| Work required |
The records below are to be repeated exactly, minus any pictures.

| Data extract |

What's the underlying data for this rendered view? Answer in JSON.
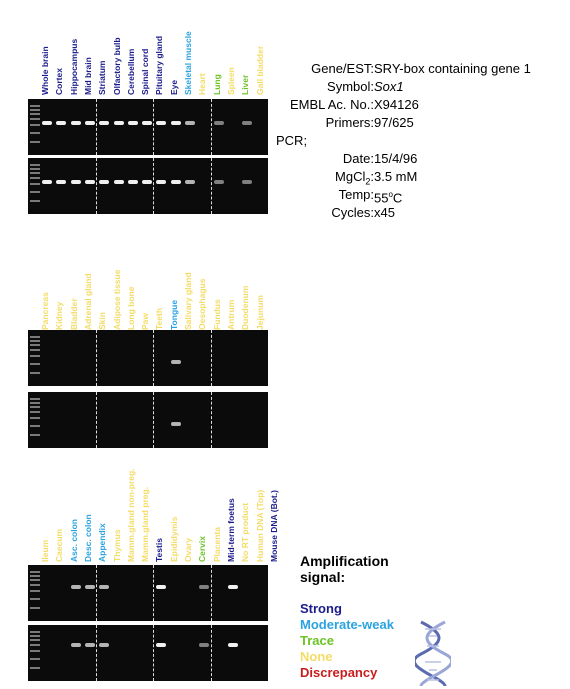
{
  "panels": [
    {
      "lanes": [
        {
          "label": "Whole brain",
          "level": "strong"
        },
        {
          "label": "Cortex",
          "level": "strong"
        },
        {
          "label": "Hippocampus",
          "level": "strong"
        },
        {
          "label": "Mid brain",
          "level": "strong"
        },
        {
          "label": "Striatum",
          "level": "strong"
        },
        {
          "label": "Olfactory bulb",
          "level": "strong"
        },
        {
          "label": "Cerebellum",
          "level": "strong"
        },
        {
          "label": "Spinal cord",
          "level": "strong"
        },
        {
          "label": "Pituitary gland",
          "level": "strong"
        },
        {
          "label": "Eye",
          "level": "strong"
        },
        {
          "label": "Skeletal muscle",
          "level": "moderate"
        },
        {
          "label": "Heart",
          "level": "none"
        },
        {
          "label": "Lung",
          "level": "trace"
        },
        {
          "label": "Spleen",
          "level": "none"
        },
        {
          "label": "Liver",
          "level": "trace"
        },
        {
          "label": "Gall bladder",
          "level": "none"
        }
      ]
    },
    {
      "lanes": [
        {
          "label": "Pancreas",
          "level": "none"
        },
        {
          "label": "Kidney",
          "level": "none"
        },
        {
          "label": "Bladder",
          "level": "none"
        },
        {
          "label": "Adrenal gland",
          "level": "none"
        },
        {
          "label": "Skin",
          "level": "none"
        },
        {
          "label": "Adipose tissue",
          "level": "none"
        },
        {
          "label": "Long bone",
          "level": "none"
        },
        {
          "label": "Paw",
          "level": "none"
        },
        {
          "label": "Teeth",
          "level": "none"
        },
        {
          "label": "Tongue",
          "level": "moderate"
        },
        {
          "label": "Salivary gland",
          "level": "none"
        },
        {
          "label": "Oesophagus",
          "level": "none"
        },
        {
          "label": "Fundus",
          "level": "none"
        },
        {
          "label": "Antrum",
          "level": "none"
        },
        {
          "label": "Duodenum",
          "level": "none"
        },
        {
          "label": "Jejunum",
          "level": "none"
        }
      ]
    },
    {
      "lanes": [
        {
          "label": "Ileum",
          "level": "none"
        },
        {
          "label": "Caecum",
          "level": "none"
        },
        {
          "label": "Asc. colon",
          "level": "moderate"
        },
        {
          "label": "Desc. colon",
          "level": "moderate"
        },
        {
          "label": "Appendix",
          "level": "moderate"
        },
        {
          "label": "Thymus",
          "level": "none"
        },
        {
          "label": "Mamm.gland non-preg.",
          "level": "none"
        },
        {
          "label": "Mamm.gland preg.",
          "level": "none"
        },
        {
          "label": "Testis",
          "level": "strong"
        },
        {
          "label": "Epididymis",
          "level": "none"
        },
        {
          "label": "Ovary",
          "level": "none"
        },
        {
          "label": "Cervix",
          "level": "trace"
        },
        {
          "label": "Placenta",
          "level": "none"
        },
        {
          "label": "Mid-term foetus",
          "level": "strong"
        },
        {
          "label": "No RT product",
          "level": "none"
        },
        {
          "label": "Human DNA (Top)",
          "level": "none"
        },
        {
          "label": "Mouse DNA (Bot.)",
          "level": "strong"
        }
      ]
    }
  ],
  "colors": {
    "strong": "#1c1c8c",
    "moderate": "#2aa3e0",
    "trace": "#6cc324",
    "none": "#f4dc66",
    "discrepancy": "#c81e1e"
  },
  "info": {
    "gene_label": "Gene/EST:",
    "gene_value": "SRY-box containing gene 1",
    "symbol_label": "Symbol:",
    "symbol_value": "Sox1",
    "embl_label": "EMBL Ac. No.:",
    "embl_value": "X94126",
    "primers_label": "Primers:",
    "primers_value": "97/625",
    "pcr_label": "PCR;",
    "date_label": "Date:",
    "date_value": "15/4/96",
    "mgcl_label_main": "MgCl",
    "mgcl_label_sub": "2",
    "mgcl_label_colon": ":",
    "mgcl_value": "3.5 mM",
    "temp_label": "Temp:",
    "temp_value_main": "55",
    "temp_value_sup": "o",
    "temp_value_unit": "C",
    "cycles_label": "Cycles:",
    "cycles_value": "x45"
  },
  "legend": {
    "title_line1": "Amplification",
    "title_line2": "signal:",
    "strong": "Strong",
    "moderate": "Moderate-weak",
    "trace": "Trace",
    "none": "None",
    "discrepancy": "Discrepancy"
  },
  "icons": {
    "dna": "dna-helix-icon"
  }
}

| Problem solution |
What's the underlying data for this rendered view? Answer in JSON.
{
  "panels": [
    {
      "lanes": [
        {
          "label": "Whole brain",
          "level": "strong"
        },
        {
          "label": "Cortex",
          "level": "strong"
        },
        {
          "label": "Hippocampus",
          "level": "strong"
        },
        {
          "label": "Mid brain",
          "level": "strong"
        },
        {
          "label": "Striatum",
          "level": "strong"
        },
        {
          "label": "Olfactory bulb",
          "level": "strong"
        },
        {
          "label": "Cerebellum",
          "level": "strong"
        },
        {
          "label": "Spinal cord",
          "level": "strong"
        },
        {
          "label": "Pituitary gland",
          "level": "strong"
        },
        {
          "label": "Eye",
          "level": "strong"
        },
        {
          "label": "Skeletal muscle",
          "level": "moderate"
        },
        {
          "label": "Heart",
          "level": "none"
        },
        {
          "label": "Lung",
          "level": "trace"
        },
        {
          "label": "Spleen",
          "level": "none"
        },
        {
          "label": "Liver",
          "level": "trace"
        },
        {
          "label": "Gall bladder",
          "level": "none"
        }
      ]
    },
    {
      "lanes": [
        {
          "label": "Pancreas",
          "level": "none"
        },
        {
          "label": "Kidney",
          "level": "none"
        },
        {
          "label": "Bladder",
          "level": "none"
        },
        {
          "label": "Adrenal gland",
          "level": "none"
        },
        {
          "label": "Skin",
          "level": "none"
        },
        {
          "label": "Adipose tissue",
          "level": "none"
        },
        {
          "label": "Long bone",
          "level": "none"
        },
        {
          "label": "Paw",
          "level": "none"
        },
        {
          "label": "Teeth",
          "level": "none"
        },
        {
          "label": "Tongue",
          "level": "moderate"
        },
        {
          "label": "Salivary gland",
          "level": "none"
        },
        {
          "label": "Oesophagus",
          "level": "none"
        },
        {
          "label": "Fundus",
          "level": "none"
        },
        {
          "label": "Antrum",
          "level": "none"
        },
        {
          "label": "Duodenum",
          "level": "none"
        },
        {
          "label": "Jejunum",
          "level": "none"
        }
      ]
    },
    {
      "lanes": [
        {
          "label": "Ileum",
          "level": "none"
        },
        {
          "label": "Caecum",
          "level": "none"
        },
        {
          "label": "Asc. colon",
          "level": "moderate"
        },
        {
          "label": "Desc. colon",
          "level": "moderate"
        },
        {
          "label": "Appendix",
          "level": "moderate"
        },
        {
          "label": "Thymus",
          "level": "none"
        },
        {
          "label": "Mamm.gland non-preg.",
          "level": "none"
        },
        {
          "label": "Mamm.gland preg.",
          "level": "none"
        },
        {
          "label": "Testis",
          "level": "strong"
        },
        {
          "label": "Epididymis",
          "level": "none"
        },
        {
          "label": "Ovary",
          "level": "none"
        },
        {
          "label": "Cervix",
          "level": "trace"
        },
        {
          "label": "Placenta",
          "level": "none"
        },
        {
          "label": "Mid-term foetus",
          "level": "strong"
        },
        {
          "label": "No RT product",
          "level": "none"
        },
        {
          "label": "Human DNA (Top)",
          "level": "none"
        },
        {
          "label": "Mouse DNA (Bot.)",
          "level": "strong"
        }
      ]
    }
  ],
  "colors": {
    "strong": "#1c1c8c",
    "moderate": "#2aa3e0",
    "trace": "#6cc324",
    "none": "#f4dc66",
    "discrepancy": "#c81e1e"
  },
  "info": {
    "gene_label": "Gene/EST:",
    "gene_value": "SRY-box containing gene 1",
    "symbol_label": "Symbol:",
    "symbol_value": "Sox1",
    "embl_label": "EMBL Ac. No.:",
    "embl_value": "X94126",
    "primers_label": "Primers:",
    "primers_value": "97/625",
    "pcr_label": "PCR;",
    "date_label": "Date:",
    "date_value": "15/4/96",
    "mgcl_label_main": "MgCl",
    "mgcl_label_sub": "2",
    "mgcl_label_colon": ":",
    "mgcl_value": "3.5 mM",
    "temp_label": "Temp:",
    "temp_value_main": "55",
    "temp_value_sup": "o",
    "temp_value_unit": "C",
    "cycles_label": "Cycles:",
    "cycles_value": "x45"
  },
  "legend": {
    "title_line1": "Amplification",
    "title_line2": "signal:",
    "strong": "Strong",
    "moderate": "Moderate-weak",
    "trace": "Trace",
    "none": "None",
    "discrepancy": "Discrepancy"
  },
  "icons": {
    "dna": "dna-helix-icon"
  }
}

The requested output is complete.